EXERCISE | Report every line in the listing below where the string "Weekly" shows up.

▬▬▬

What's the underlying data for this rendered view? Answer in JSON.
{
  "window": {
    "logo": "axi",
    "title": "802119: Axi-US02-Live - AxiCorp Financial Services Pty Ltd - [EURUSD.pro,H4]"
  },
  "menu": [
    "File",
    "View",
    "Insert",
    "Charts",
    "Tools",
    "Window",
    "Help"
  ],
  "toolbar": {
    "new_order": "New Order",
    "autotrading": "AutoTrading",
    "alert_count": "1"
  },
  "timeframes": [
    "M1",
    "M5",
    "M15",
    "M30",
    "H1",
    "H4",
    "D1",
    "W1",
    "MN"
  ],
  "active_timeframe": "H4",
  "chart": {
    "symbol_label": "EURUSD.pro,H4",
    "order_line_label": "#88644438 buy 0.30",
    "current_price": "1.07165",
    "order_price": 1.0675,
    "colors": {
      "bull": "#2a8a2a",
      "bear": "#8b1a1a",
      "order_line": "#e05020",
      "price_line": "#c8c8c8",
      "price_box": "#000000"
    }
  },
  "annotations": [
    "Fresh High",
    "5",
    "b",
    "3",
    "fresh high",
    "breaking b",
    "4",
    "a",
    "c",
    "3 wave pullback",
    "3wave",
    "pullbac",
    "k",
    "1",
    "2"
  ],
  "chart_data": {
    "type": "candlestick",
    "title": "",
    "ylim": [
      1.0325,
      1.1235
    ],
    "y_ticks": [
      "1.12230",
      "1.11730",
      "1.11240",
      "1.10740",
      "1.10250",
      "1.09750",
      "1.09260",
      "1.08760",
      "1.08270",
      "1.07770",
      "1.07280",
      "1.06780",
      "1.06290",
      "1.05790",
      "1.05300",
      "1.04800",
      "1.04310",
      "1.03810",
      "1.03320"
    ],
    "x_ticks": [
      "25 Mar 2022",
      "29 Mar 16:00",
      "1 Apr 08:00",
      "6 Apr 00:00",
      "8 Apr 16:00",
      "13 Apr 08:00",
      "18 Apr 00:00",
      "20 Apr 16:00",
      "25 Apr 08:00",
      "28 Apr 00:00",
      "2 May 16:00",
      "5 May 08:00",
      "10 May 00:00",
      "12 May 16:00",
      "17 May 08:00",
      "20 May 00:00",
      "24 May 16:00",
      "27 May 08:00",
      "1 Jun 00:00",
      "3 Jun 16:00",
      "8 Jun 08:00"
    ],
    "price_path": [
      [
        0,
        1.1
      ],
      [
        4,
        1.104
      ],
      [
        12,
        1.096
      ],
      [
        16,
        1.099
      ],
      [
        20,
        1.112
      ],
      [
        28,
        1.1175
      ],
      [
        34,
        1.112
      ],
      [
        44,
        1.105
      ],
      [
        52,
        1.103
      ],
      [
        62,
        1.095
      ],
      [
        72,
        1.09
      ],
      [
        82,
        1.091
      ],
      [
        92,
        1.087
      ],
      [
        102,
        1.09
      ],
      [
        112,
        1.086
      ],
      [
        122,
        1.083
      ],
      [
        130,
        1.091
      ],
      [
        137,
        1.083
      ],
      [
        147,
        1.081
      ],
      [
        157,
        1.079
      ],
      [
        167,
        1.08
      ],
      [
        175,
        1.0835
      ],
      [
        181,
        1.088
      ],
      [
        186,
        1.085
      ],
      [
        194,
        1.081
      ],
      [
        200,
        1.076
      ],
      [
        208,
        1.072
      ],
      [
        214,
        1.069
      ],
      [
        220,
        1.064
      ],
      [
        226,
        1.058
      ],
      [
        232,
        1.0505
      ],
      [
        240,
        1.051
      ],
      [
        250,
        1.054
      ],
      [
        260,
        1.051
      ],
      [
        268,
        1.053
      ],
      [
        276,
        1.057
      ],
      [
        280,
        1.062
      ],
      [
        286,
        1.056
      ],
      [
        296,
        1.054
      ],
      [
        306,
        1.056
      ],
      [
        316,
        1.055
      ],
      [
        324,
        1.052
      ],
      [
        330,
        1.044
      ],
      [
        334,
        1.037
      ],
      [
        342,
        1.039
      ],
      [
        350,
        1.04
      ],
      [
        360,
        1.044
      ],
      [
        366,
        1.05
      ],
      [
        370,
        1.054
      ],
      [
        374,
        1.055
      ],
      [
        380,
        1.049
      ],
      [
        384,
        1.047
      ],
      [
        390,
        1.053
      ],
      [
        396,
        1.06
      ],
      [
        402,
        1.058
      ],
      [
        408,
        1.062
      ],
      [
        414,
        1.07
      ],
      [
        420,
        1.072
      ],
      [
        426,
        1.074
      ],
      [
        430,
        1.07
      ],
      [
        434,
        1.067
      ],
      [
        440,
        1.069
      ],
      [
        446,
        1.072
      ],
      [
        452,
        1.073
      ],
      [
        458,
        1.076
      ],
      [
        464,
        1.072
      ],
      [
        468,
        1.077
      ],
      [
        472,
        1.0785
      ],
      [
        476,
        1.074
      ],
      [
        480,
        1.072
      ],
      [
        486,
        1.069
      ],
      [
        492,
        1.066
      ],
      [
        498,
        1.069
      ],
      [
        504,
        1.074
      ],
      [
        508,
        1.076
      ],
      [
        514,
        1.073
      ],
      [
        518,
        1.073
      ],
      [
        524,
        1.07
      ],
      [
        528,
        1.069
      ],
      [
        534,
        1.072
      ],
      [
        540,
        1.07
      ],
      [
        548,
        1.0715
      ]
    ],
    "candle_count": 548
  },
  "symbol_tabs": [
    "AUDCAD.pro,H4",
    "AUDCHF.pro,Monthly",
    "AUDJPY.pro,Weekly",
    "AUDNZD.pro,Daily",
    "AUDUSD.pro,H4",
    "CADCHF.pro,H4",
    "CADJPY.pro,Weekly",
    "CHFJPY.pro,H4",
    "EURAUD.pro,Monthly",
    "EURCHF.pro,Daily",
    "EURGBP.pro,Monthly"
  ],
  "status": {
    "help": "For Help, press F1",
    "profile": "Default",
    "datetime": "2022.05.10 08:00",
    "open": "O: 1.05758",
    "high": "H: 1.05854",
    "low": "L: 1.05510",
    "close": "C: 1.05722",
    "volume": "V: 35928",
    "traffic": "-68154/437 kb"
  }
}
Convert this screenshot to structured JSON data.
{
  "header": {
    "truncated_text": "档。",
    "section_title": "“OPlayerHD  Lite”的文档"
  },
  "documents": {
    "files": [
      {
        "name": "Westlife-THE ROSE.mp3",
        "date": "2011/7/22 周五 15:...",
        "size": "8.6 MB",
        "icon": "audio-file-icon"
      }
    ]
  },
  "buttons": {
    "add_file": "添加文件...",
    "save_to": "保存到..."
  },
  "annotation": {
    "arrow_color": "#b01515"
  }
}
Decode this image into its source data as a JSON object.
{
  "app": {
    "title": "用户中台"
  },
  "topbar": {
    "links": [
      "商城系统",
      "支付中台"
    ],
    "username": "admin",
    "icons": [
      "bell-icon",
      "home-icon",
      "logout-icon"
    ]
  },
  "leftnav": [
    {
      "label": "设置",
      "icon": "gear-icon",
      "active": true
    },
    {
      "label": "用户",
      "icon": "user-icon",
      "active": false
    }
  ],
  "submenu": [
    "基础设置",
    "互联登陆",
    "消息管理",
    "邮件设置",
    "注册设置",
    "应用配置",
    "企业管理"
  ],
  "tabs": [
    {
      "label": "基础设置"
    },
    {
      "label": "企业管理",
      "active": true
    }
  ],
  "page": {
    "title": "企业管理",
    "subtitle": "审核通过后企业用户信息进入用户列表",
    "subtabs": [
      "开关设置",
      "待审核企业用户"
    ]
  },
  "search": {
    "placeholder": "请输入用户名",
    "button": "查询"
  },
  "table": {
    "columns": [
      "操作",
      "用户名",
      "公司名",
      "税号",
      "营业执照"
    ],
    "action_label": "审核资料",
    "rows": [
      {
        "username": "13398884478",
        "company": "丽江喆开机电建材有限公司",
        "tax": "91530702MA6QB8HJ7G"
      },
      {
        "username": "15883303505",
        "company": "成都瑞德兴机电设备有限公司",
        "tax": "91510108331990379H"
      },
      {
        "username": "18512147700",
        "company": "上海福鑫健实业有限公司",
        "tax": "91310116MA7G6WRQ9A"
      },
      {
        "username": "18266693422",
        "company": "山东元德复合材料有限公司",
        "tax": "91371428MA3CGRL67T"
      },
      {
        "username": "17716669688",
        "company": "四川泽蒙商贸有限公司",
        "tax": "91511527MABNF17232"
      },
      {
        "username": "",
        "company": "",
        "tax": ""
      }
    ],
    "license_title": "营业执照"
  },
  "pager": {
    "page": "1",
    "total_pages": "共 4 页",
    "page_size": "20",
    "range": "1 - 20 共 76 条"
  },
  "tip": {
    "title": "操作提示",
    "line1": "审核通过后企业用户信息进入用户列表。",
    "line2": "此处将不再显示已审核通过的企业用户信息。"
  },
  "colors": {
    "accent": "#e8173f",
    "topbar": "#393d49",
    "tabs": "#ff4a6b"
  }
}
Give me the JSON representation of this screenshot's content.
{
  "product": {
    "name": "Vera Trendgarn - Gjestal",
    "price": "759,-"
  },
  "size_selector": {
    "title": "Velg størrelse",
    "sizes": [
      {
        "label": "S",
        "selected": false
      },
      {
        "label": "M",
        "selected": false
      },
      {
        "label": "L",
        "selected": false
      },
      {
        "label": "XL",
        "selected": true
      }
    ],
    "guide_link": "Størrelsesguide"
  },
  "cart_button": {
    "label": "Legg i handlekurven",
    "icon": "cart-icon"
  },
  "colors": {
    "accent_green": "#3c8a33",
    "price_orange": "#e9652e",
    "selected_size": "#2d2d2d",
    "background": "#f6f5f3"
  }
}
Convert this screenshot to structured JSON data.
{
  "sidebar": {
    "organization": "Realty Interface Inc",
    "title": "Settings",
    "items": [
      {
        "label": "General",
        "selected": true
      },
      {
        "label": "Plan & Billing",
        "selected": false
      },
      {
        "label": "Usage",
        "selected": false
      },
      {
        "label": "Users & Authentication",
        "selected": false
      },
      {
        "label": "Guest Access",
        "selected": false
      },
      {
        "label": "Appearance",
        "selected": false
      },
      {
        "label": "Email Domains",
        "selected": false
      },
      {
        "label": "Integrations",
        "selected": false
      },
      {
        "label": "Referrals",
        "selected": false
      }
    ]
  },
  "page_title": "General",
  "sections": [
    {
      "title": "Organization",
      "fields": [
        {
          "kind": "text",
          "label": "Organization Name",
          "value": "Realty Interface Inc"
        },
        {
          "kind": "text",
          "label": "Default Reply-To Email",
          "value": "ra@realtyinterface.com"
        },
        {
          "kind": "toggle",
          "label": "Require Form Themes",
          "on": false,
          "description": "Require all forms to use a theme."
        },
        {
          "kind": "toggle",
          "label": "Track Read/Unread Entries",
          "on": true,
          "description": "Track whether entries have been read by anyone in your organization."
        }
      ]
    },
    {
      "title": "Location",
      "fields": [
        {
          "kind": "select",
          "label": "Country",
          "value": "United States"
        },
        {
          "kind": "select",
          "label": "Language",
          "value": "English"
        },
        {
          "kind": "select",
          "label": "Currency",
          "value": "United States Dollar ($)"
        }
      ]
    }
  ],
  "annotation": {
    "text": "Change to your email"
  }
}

▬▬▬

SOLUTION TO THIS PROBLEM |
    "AUDJPY.pro,Weekly",
    "CADJPY.pro,Weekly",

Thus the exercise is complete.